Directive: Make an exact copy of the entries, and keep any pictures out of it.

Stored records:
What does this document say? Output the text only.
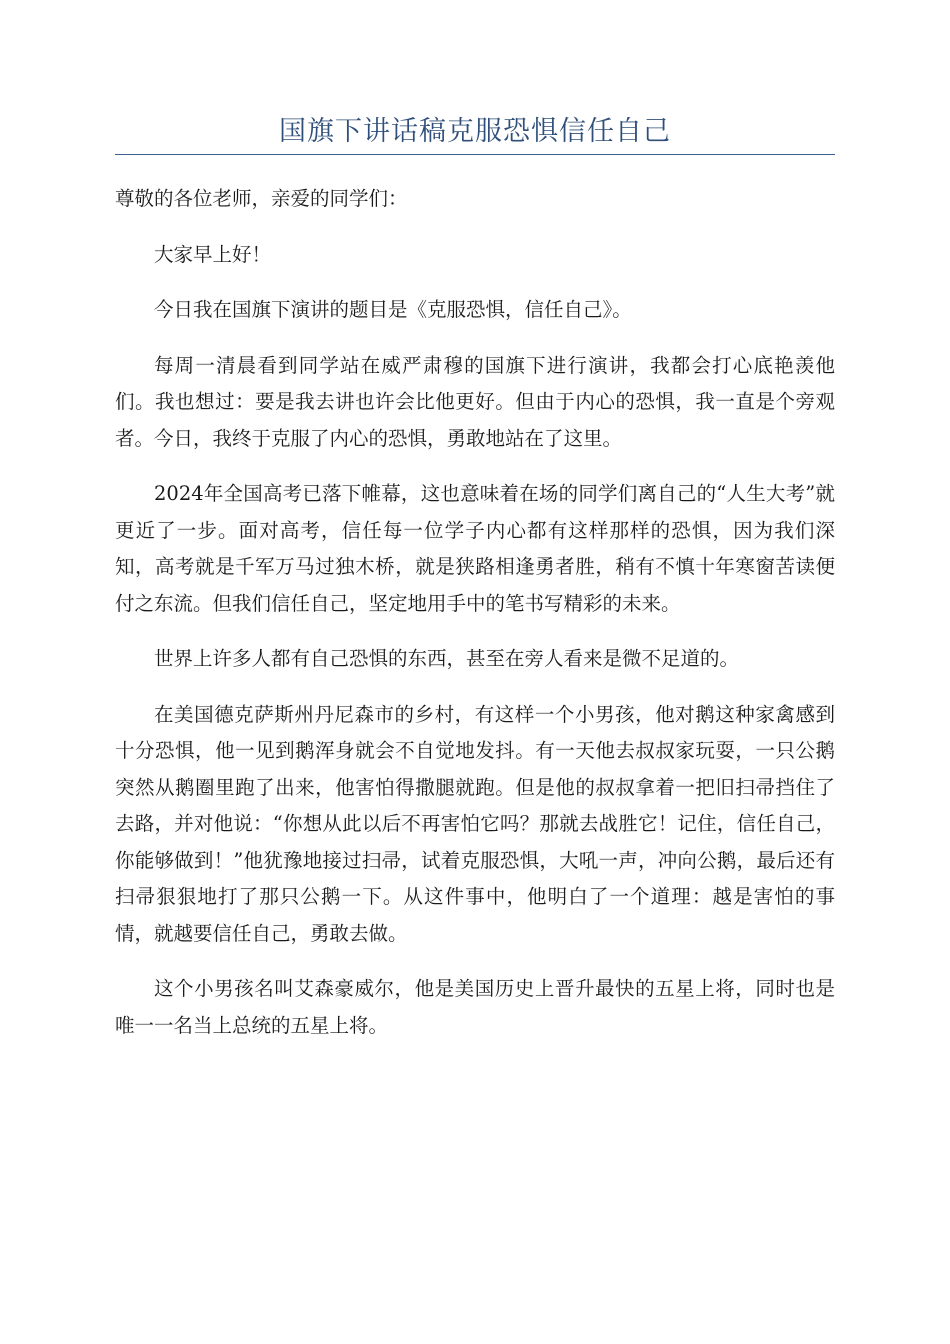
国旗下讲话稿克服恐惧信任自己

尊敬的各位老师，亲爱的同学们：

大家早上好！

今日我在国旗下演讲的题目是《克服恐惧，信任自己》。

每周一清晨看到同学站在威严肃穆的国旗下进行演讲，我都会打心底艳羡他们。我也想过：要是我去讲也许会比他更好。但由于内心的恐惧，我一直是个旁观者。今日，我终于克服了内心的恐惧，勇敢地站在了这里。

2024年全国高考已落下帷幕，这也意味着在场的同学们离自己的“人生大考”就更近了一步。面对高考，信任每一位学子内心都有这样那样的恐惧，因为我们深知，高考就是千军万马过独木桥，就是狭路相逢勇者胜，稍有不慎十年寒窗苦读便付之东流。但我们信任自己，坚定地用手中的笔书写精彩的未来。

世界上许多人都有自己恐惧的东西，甚至在旁人看来是微不足道的。

在美国德克萨斯州丹尼森市的乡村，有这样一个小男孩，他对鹅这种家禽感到十分恐惧，他一见到鹅浑身就会不自觉地发抖。有一天他去叔叔家玩耍，一只公鹅突然从鹅圈里跑了出来，他害怕得撒腿就跑。但是他的叔叔拿着一把旧扫帚挡住了去路，并对他说：“你想从此以后不再害怕它吗？那就去战胜它！记住，信任自己，你能够做到！”他犹豫地接过扫帚，试着克服恐惧，大吼一声，冲向公鹅，最后还有扫帚狠狠地打了那只公鹅一下。从这件事中，他明白了一个道理：越是害怕的事情，就越要信任自己，勇敢去做。

这个小男孩名叫艾森豪威尔，他是美国历史上晋升最快的五星上将，同时也是唯一一名当上总统的五星上将。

Result of this exercise:
What does this document say? Output the text only.
国旗下讲话稿克服恐惧信任自己

尊敬的各位老师，亲爱的同学们：

大家早上好！

今日我在国旗下演讲的题目是《克服恐惧，信任自己》。

每周一清晨看到同学站在威严肃穆的国旗下进行演讲，我都会打心底艳羡他们。我也想过：要是我去讲也许会比他更好。但由于内心的恐惧，我一直是个旁观者。今日，我终于克服了内心的恐惧，勇敢地站在了这里。

2024年全国高考已落下帷幕，这也意味着在场的同学们离自己的“人生大考”就更近了一步。面对高考，信任每一位学子内心都有这样那样的恐惧，因为我们深知，高考就是千军万马过独木桥，就是狭路相逢勇者胜，稍有不慎十年寒窗苦读便付之东流。但我们信任自己，坚定地用手中的笔书写精彩的未来。

世界上许多人都有自己恐惧的东西，甚至在旁人看来是微不足道的。

在美国德克萨斯州丹尼森市的乡村，有这样一个小男孩，他对鹅这种家禽感到十分恐惧，他一见到鹅浑身就会不自觉地发抖。有一天他去叔叔家玩耍，一只公鹅突然从鹅圈里跑了出来，他害怕得撒腿就跑。但是他的叔叔拿着一把旧扫帚挡住了去路，并对他说：“你想从此以后不再害怕它吗？那就去战胜它！记住，信任自己，你能够做到！”他犹豫地接过扫帚，试着克服恐惧，大吼一声，冲向公鹅，最后还有扫帚狠狠地打了那只公鹅一下。从这件事中，他明白了一个道理：越是害怕的事情，就越要信任自己，勇敢去做。

这个小男孩名叫艾森豪威尔，他是美国历史上晋升最快的五星上将，同时也是唯一一名当上总统的五星上将。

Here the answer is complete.